## Stated problem
What is the number of lines in the entries below that include the word "Read"? Provide the number only.

## Material provided
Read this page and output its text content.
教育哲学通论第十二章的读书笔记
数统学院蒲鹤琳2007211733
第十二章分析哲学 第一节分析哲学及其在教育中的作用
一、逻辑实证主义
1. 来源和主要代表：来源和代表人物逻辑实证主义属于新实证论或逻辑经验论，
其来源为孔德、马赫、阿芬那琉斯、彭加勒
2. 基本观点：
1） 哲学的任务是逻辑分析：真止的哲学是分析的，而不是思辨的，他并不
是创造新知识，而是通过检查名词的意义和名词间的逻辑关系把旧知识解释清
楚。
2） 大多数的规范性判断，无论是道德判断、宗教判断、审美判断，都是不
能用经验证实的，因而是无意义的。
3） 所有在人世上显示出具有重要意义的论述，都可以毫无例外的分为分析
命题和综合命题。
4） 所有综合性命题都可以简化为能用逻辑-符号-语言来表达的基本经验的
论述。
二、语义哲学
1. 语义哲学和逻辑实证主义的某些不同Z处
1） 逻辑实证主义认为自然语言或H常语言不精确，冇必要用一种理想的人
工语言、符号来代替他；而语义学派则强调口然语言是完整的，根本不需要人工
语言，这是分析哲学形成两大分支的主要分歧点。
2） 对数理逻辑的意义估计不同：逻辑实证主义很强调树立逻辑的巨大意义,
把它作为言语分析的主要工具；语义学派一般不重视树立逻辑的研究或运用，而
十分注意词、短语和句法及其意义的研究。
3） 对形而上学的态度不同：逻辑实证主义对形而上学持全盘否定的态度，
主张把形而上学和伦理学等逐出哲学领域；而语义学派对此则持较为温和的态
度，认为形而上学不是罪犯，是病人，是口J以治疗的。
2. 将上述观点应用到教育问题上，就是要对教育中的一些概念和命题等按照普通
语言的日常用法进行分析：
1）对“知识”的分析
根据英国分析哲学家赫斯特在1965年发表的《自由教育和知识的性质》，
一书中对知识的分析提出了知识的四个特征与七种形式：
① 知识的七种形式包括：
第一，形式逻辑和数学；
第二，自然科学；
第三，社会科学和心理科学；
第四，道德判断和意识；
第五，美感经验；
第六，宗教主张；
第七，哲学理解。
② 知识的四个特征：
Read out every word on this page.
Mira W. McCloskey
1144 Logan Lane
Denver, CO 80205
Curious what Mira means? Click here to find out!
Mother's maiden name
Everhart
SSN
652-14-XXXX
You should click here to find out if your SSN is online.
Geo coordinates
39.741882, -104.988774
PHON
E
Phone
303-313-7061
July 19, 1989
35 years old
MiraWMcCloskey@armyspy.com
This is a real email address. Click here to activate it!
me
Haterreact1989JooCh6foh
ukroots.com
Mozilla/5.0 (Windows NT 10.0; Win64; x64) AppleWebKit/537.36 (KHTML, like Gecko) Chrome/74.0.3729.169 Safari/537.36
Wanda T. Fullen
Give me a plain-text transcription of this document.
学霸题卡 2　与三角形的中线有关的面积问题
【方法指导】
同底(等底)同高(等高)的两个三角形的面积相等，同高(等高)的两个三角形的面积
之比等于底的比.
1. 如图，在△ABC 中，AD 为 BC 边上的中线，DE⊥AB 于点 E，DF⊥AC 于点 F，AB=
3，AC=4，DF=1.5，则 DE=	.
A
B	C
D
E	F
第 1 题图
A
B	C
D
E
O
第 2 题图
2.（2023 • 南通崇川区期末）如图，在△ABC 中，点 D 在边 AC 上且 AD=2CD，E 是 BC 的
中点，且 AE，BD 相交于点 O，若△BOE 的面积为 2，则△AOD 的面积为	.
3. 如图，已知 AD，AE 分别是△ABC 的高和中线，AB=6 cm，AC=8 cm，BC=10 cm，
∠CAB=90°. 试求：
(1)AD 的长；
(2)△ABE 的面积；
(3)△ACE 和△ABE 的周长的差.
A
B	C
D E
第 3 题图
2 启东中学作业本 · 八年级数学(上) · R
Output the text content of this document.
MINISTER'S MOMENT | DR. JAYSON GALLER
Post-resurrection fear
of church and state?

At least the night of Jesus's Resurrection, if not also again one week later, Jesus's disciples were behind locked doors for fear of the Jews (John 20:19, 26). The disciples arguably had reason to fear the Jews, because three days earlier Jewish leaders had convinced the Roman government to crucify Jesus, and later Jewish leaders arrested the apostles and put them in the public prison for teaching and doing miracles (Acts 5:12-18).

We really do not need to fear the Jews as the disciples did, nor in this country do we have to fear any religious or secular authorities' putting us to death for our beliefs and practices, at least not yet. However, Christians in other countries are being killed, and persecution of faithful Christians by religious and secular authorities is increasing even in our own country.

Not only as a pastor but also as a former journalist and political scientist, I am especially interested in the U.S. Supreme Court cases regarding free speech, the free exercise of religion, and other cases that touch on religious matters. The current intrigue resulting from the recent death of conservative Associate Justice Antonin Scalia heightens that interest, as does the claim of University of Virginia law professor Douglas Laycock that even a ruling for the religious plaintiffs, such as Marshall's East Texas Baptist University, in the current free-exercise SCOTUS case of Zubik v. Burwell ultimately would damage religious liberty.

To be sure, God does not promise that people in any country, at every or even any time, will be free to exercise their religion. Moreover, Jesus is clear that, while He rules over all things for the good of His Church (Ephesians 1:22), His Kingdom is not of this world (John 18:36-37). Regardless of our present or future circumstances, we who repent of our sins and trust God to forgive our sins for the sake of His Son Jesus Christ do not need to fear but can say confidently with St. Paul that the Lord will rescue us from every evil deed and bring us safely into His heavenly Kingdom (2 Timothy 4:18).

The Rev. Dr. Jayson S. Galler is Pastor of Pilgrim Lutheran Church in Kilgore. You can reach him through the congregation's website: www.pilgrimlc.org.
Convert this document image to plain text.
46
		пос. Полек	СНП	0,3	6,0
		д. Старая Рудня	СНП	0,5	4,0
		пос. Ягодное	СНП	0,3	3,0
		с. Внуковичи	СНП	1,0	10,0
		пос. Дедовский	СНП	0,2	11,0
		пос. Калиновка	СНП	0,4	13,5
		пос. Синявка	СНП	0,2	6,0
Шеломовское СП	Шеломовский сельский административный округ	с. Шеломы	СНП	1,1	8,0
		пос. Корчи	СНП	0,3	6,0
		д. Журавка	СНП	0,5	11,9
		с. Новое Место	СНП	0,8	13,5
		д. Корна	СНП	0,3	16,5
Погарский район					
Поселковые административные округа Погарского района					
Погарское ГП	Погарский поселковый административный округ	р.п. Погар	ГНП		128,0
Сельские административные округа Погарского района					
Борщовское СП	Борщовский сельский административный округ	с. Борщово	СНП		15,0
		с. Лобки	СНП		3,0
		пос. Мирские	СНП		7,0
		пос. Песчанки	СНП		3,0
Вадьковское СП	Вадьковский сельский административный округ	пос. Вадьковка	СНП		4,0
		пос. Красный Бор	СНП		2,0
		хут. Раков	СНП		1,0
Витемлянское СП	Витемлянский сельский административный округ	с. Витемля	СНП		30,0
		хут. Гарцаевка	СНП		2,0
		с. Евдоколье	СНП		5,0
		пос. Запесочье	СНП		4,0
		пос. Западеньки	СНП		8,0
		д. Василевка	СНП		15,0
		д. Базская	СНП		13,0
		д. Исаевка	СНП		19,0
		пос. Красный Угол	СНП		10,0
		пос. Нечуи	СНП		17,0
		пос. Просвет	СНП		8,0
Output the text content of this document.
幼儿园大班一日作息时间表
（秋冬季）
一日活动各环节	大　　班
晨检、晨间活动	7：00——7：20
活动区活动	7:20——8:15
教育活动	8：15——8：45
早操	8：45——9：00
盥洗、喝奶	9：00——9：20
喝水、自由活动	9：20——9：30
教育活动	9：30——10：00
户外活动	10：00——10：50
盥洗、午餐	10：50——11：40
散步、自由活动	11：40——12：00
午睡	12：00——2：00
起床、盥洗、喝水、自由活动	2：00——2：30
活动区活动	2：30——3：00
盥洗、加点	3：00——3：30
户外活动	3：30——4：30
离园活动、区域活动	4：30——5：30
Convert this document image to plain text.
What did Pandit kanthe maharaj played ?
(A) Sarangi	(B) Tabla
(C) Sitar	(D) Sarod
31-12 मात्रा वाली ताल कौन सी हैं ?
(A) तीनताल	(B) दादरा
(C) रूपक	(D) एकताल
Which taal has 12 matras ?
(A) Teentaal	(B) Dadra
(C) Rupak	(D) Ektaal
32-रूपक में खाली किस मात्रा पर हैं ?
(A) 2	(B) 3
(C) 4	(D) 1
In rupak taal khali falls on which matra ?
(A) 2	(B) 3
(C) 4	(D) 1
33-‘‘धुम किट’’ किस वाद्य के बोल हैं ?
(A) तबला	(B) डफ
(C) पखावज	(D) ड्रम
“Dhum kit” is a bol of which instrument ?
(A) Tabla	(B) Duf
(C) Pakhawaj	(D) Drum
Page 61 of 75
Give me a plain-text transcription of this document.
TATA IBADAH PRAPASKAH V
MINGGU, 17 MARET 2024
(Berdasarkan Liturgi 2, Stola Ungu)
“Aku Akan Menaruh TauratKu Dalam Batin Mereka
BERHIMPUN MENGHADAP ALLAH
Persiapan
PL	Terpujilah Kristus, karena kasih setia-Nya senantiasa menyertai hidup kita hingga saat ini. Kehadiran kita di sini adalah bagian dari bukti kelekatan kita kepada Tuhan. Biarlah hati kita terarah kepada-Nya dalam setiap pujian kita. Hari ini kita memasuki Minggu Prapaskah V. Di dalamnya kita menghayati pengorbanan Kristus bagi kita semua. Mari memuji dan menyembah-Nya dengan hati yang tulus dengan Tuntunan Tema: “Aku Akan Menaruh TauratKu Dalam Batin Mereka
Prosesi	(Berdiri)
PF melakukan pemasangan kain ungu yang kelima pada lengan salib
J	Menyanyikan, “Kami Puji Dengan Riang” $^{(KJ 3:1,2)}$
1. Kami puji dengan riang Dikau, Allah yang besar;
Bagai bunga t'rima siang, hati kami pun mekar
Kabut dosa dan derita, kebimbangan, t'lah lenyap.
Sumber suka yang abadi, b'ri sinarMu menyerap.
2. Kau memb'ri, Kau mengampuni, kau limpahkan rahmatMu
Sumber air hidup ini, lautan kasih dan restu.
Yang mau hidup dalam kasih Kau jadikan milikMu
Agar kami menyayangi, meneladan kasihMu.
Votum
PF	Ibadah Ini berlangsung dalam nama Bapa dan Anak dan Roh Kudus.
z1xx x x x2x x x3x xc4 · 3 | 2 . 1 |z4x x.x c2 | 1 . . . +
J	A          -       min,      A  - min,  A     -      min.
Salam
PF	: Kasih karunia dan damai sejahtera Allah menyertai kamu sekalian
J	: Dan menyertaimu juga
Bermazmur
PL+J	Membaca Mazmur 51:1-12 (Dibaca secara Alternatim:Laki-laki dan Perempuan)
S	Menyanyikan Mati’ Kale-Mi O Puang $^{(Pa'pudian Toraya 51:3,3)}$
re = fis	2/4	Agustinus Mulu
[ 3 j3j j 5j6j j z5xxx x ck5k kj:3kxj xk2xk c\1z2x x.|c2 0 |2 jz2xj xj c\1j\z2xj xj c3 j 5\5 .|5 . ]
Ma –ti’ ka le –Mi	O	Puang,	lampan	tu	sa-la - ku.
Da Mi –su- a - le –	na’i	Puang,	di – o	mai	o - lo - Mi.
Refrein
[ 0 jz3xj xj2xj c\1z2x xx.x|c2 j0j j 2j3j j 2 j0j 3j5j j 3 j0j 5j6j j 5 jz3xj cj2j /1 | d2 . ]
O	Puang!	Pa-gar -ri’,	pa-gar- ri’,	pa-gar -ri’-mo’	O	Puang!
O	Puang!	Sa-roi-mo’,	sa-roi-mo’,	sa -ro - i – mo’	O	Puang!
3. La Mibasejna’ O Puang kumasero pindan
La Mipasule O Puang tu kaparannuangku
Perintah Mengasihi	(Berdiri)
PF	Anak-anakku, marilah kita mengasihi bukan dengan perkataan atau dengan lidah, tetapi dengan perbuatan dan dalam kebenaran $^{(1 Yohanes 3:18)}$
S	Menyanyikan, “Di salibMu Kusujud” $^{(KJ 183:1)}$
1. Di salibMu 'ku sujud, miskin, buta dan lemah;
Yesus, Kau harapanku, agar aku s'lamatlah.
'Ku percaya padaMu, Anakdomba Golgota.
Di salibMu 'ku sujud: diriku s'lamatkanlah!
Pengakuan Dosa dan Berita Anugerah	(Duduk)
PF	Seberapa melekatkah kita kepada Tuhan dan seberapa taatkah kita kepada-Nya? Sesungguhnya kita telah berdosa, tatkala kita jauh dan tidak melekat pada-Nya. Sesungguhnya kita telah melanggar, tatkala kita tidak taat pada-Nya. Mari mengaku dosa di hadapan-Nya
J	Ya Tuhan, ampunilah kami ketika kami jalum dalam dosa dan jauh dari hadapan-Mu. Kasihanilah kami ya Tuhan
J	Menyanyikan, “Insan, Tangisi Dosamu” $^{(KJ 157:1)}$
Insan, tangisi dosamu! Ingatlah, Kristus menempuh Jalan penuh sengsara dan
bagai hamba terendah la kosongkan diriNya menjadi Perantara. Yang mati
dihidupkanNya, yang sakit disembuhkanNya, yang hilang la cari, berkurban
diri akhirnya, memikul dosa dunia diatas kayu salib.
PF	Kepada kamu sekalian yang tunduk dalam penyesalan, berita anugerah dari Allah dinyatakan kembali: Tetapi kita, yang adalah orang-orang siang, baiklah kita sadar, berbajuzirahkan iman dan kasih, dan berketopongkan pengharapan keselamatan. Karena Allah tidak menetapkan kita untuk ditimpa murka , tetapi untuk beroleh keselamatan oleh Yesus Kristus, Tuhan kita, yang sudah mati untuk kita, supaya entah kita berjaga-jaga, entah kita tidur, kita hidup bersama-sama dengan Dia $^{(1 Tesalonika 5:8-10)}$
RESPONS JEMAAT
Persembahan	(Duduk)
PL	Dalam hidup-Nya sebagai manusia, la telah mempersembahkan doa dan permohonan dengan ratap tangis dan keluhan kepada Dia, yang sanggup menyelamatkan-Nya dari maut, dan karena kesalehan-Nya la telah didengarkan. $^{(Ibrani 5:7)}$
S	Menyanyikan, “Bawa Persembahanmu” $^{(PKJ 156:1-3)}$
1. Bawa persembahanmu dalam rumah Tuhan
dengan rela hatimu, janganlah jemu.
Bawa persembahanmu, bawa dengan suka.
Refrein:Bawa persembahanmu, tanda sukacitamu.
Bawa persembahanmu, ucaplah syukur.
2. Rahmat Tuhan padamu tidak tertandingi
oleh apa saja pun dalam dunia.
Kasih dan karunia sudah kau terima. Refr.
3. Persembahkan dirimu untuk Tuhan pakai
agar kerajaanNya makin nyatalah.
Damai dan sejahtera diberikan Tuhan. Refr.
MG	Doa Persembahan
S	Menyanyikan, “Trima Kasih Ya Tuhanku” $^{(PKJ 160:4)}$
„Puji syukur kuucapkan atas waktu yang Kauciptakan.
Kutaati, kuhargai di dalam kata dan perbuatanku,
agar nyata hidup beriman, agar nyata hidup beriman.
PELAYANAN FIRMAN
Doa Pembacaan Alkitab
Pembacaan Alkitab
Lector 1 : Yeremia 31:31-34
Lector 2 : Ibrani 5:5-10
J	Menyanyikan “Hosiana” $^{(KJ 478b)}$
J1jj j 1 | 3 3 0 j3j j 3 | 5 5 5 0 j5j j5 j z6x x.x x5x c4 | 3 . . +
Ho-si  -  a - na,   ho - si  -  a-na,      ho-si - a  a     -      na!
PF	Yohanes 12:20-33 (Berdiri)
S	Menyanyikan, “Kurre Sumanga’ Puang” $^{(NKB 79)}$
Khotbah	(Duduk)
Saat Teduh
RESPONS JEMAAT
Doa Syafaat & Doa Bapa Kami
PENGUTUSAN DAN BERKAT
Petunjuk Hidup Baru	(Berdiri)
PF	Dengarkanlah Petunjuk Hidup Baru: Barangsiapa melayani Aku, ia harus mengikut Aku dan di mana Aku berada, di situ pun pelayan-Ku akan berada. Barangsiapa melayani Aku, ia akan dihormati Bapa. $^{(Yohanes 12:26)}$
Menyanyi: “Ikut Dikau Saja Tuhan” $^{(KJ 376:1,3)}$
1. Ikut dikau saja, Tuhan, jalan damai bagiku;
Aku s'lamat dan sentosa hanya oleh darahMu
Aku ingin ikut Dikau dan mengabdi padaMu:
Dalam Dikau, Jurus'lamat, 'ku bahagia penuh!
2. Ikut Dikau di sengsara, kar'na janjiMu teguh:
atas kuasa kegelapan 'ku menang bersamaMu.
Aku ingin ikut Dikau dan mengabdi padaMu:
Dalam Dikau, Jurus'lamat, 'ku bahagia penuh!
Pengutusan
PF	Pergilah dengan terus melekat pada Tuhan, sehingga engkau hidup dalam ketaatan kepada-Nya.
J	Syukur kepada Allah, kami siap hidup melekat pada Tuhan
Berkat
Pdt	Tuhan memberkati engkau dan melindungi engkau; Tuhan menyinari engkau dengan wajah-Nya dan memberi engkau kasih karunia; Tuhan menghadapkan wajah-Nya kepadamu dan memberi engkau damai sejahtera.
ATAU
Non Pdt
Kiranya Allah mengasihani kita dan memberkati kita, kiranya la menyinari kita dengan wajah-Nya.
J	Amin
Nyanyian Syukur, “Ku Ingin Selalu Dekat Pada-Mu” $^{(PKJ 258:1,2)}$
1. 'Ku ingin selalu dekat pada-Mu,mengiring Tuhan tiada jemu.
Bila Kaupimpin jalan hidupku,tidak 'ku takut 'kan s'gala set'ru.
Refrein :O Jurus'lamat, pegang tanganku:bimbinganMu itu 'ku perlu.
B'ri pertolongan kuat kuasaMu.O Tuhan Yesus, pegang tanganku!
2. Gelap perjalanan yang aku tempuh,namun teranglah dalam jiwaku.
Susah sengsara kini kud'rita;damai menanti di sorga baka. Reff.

## Final result
2